_Supplied material_:

--- --- ---

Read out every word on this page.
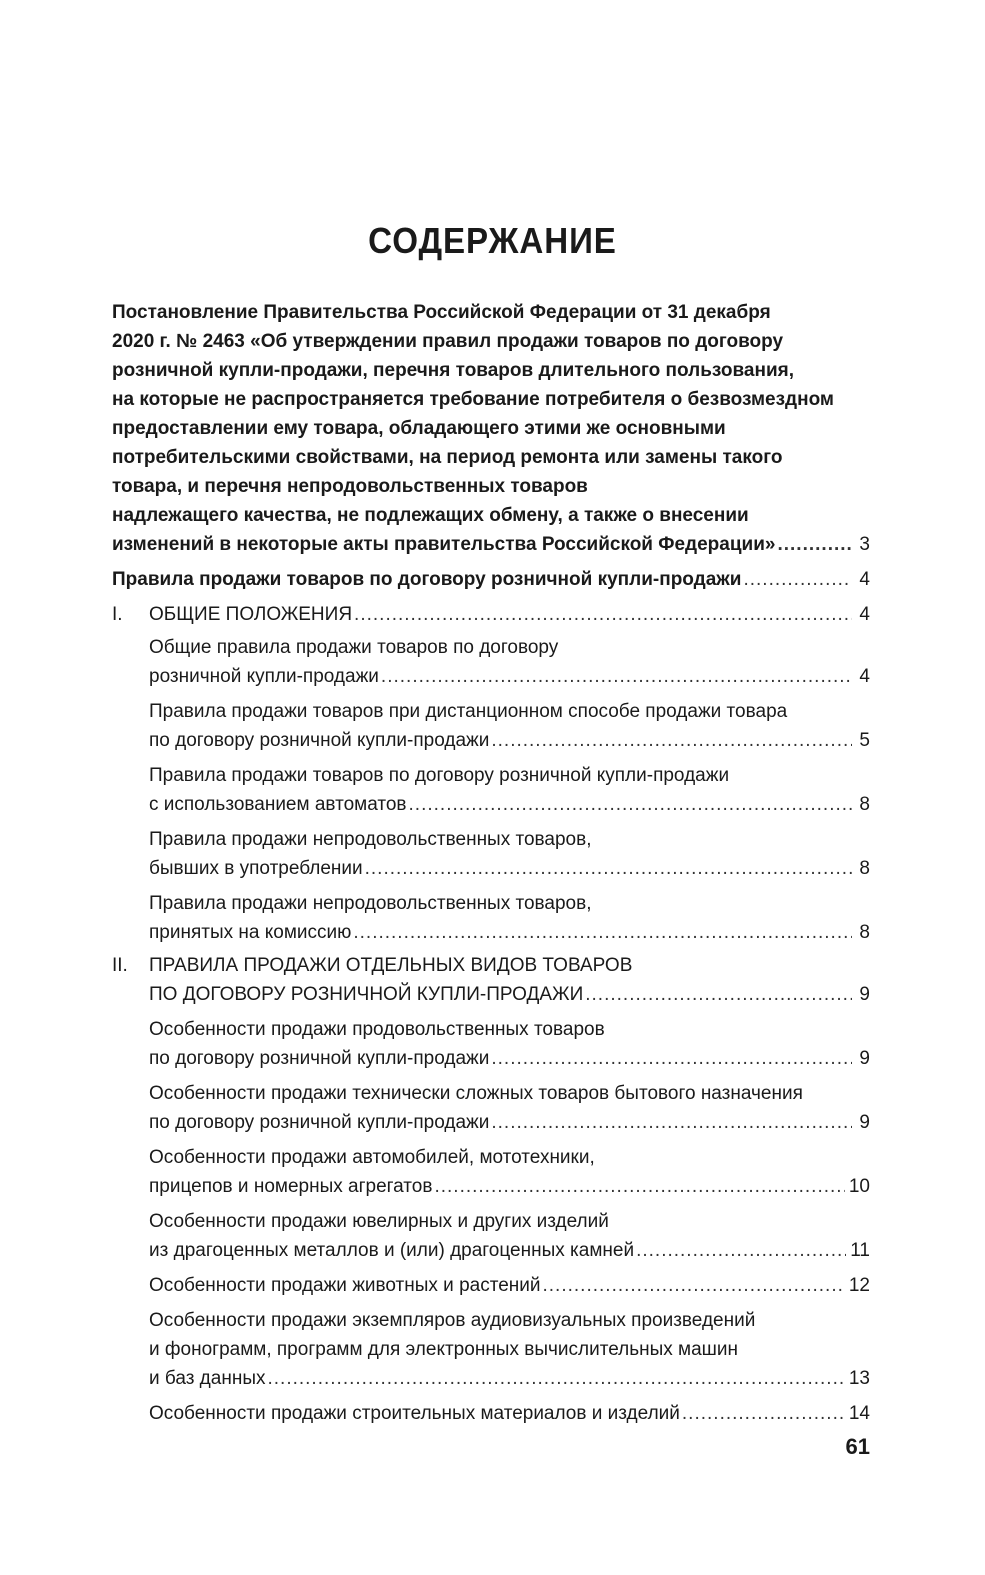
СОДЕРЖАНИЕ
Постановление Правительства Российской Федерации от 31 декабря
2020 г. № 2463 «Об утверждении правил продажи товаров по договору
розничной купли-продажи, перечня товаров длительного пользования,
на которые не распространяется требование потребителя о безвозмездном
предоставлении ему товара, обладающего этими же основными
потребительскими свойствами, на период ремонта или замены такого
товара, и перечня непродовольственных товаров
надлежащего качества, не подлежащих обмену, а также о внесении
изменений в некоторые акты правительства Российской Федерации» .....	3
Правила продажи товаров по договору розничной купли-продажи .....	4
I.	ОБЩИЕ ПОЛОЖЕНИЯ .....	4
Общие правила продажи товаров по договору
розничной купли-продажи .....	4
Правила продажи товаров при дистанционном способе продажи товара
по договору розничной купли-продажи .....	5
Правила продажи товаров по договору розничной купли-продажи
с использованием автоматов .....	8
Правила продажи непродовольственных товаров,
бывших в употреблении .....	8
Правила продажи непродовольственных товаров,
принятых на комиссию .....	8
II.	ПРАВИЛА ПРОДАЖИ ОТДЕЛЬНЫХ ВИДОВ ТОВАРОВ
ПО ДОГОВОРУ РОЗНИЧНОЙ КУПЛИ-ПРОДАЖИ .....	9
Особенности продажи продовольственных товаров
по договору розничной купли-продажи .....	9
Особенности продажи технически сложных товаров бытового назначения
по договору розничной купли-продажи .....	9
Особенности продажи автомобилей, мототехники,
прицепов и номерных агрегатов .....	10
Особенности продажи ювелирных и других изделий
из драгоценных металлов и (или) драгоценных камней .....	11
Особенности продажи животных и растений .....	12
Особенности продажи экземпляров аудиовизуальных произведений
и фонограмм, программ для электронных вычислительных машин
и баз данных .....	13
Особенности продажи строительных материалов и изделий .....	14
61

--- --- ---

_What you are asked to do_:
Copy the listing over exactly, skipping the pictures it holds.

_Solution_:
Read out every word on this page.
СОДЕРЖАНИЕ
Постановление Правительства Российской Федерации от 31 декабря
2020 г. № 2463 «Об утверждении правил продажи товаров по договору
розничной купли-продажи, перечня товаров длительного пользования,
на которые не распространяется требование потребителя о безвозмездном
предоставлении ему товара, обладающего этими же основными
потребительскими свойствами, на период ремонта или замены такого
товара, и перечня непродовольственных товаров
надлежащего качества, не подлежащих обмену, а также о внесении
изменений в некоторые акты правительства Российской Федерации» .....	3
Правила продажи товаров по договору розничной купли-продажи .....	4
I.	ОБЩИЕ ПОЛОЖЕНИЯ .....	4
Общие правила продажи товаров по договору
розничной купли-продажи .....	4
Правила продажи товаров при дистанционном способе продажи товара
по договору розничной купли-продажи .....	5
Правила продажи товаров по договору розничной купли-продажи
с использованием автоматов .....	8
Правила продажи непродовольственных товаров,
бывших в употреблении .....	8
Правила продажи непродовольственных товаров,
принятых на комиссию .....	8
II.	ПРАВИЛА ПРОДАЖИ ОТДЕЛЬНЫХ ВИДОВ ТОВАРОВ
ПО ДОГОВОРУ РОЗНИЧНОЙ КУПЛИ-ПРОДАЖИ .....	9
Особенности продажи продовольственных товаров
по договору розничной купли-продажи .....	9
Особенности продажи технически сложных товаров бытового назначения
по договору розничной купли-продажи .....	9
Особенности продажи автомобилей, мототехники,
прицепов и номерных агрегатов .....	10
Особенности продажи ювелирных и других изделий
из драгоценных металлов и (или) драгоценных камней .....	11
Особенности продажи животных и растений .....	12
Особенности продажи экземпляров аудиовизуальных произведений
и фонограмм, программ для электронных вычислительных машин
и баз данных .....	13
Особенности продажи строительных материалов и изделий .....	14
61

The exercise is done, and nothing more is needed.